# Aim
Give only the number of lines that hold the word "ikkita".

# Exercise materials

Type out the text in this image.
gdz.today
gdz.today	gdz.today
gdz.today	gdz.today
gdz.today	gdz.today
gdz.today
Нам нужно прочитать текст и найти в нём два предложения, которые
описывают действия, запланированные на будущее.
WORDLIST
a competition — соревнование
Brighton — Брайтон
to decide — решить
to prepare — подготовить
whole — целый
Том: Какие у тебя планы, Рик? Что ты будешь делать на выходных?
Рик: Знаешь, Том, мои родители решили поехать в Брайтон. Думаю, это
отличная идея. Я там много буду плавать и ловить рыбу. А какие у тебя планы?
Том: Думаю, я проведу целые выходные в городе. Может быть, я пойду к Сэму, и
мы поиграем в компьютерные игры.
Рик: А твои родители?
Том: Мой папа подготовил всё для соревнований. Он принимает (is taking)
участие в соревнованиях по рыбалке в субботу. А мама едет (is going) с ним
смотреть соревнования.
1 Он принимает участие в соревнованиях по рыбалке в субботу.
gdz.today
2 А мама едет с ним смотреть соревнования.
* * *
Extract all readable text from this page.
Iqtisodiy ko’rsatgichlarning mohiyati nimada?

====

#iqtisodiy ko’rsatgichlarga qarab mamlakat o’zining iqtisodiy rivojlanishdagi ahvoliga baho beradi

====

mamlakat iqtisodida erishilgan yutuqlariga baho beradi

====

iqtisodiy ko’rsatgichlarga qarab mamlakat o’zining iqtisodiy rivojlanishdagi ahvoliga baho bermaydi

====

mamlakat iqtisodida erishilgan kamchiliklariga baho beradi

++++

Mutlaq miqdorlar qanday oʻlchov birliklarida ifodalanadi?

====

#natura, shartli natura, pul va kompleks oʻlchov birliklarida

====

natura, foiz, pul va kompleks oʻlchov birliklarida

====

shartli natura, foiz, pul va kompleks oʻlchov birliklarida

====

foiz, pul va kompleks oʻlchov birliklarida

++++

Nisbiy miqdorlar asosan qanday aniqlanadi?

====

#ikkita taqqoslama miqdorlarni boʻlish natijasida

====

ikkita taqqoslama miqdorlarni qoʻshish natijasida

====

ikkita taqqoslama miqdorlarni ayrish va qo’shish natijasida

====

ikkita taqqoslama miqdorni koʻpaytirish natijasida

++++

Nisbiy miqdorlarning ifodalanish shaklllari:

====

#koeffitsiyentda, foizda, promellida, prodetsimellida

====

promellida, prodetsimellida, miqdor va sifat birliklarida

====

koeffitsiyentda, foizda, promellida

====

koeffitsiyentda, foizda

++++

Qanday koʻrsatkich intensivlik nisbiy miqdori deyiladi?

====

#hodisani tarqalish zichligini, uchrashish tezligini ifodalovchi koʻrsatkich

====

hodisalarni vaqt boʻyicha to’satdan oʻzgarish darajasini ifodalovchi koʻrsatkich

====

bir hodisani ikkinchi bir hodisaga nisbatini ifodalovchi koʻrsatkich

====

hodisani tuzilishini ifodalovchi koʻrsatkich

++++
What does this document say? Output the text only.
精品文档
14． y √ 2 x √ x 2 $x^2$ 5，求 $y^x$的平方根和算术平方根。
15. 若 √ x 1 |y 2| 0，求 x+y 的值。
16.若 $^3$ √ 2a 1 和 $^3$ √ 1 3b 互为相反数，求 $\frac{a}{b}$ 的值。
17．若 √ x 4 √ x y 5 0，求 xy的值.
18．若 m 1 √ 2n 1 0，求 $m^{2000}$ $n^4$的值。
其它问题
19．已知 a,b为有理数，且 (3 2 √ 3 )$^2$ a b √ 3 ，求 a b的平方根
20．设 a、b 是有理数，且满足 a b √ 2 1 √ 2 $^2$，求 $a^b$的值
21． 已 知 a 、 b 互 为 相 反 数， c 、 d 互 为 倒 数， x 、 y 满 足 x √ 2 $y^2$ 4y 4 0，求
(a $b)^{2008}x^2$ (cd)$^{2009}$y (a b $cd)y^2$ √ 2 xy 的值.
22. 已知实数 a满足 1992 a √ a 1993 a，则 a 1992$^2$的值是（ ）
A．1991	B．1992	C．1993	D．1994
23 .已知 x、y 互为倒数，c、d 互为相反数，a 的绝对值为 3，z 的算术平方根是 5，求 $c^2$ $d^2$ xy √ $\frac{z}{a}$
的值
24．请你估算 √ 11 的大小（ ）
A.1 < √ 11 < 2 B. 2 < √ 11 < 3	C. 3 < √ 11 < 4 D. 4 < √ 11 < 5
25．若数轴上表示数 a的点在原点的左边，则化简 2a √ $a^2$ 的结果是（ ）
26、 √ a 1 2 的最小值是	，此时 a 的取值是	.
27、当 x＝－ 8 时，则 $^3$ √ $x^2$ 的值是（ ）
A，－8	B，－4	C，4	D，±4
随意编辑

# Answer to the exercise
4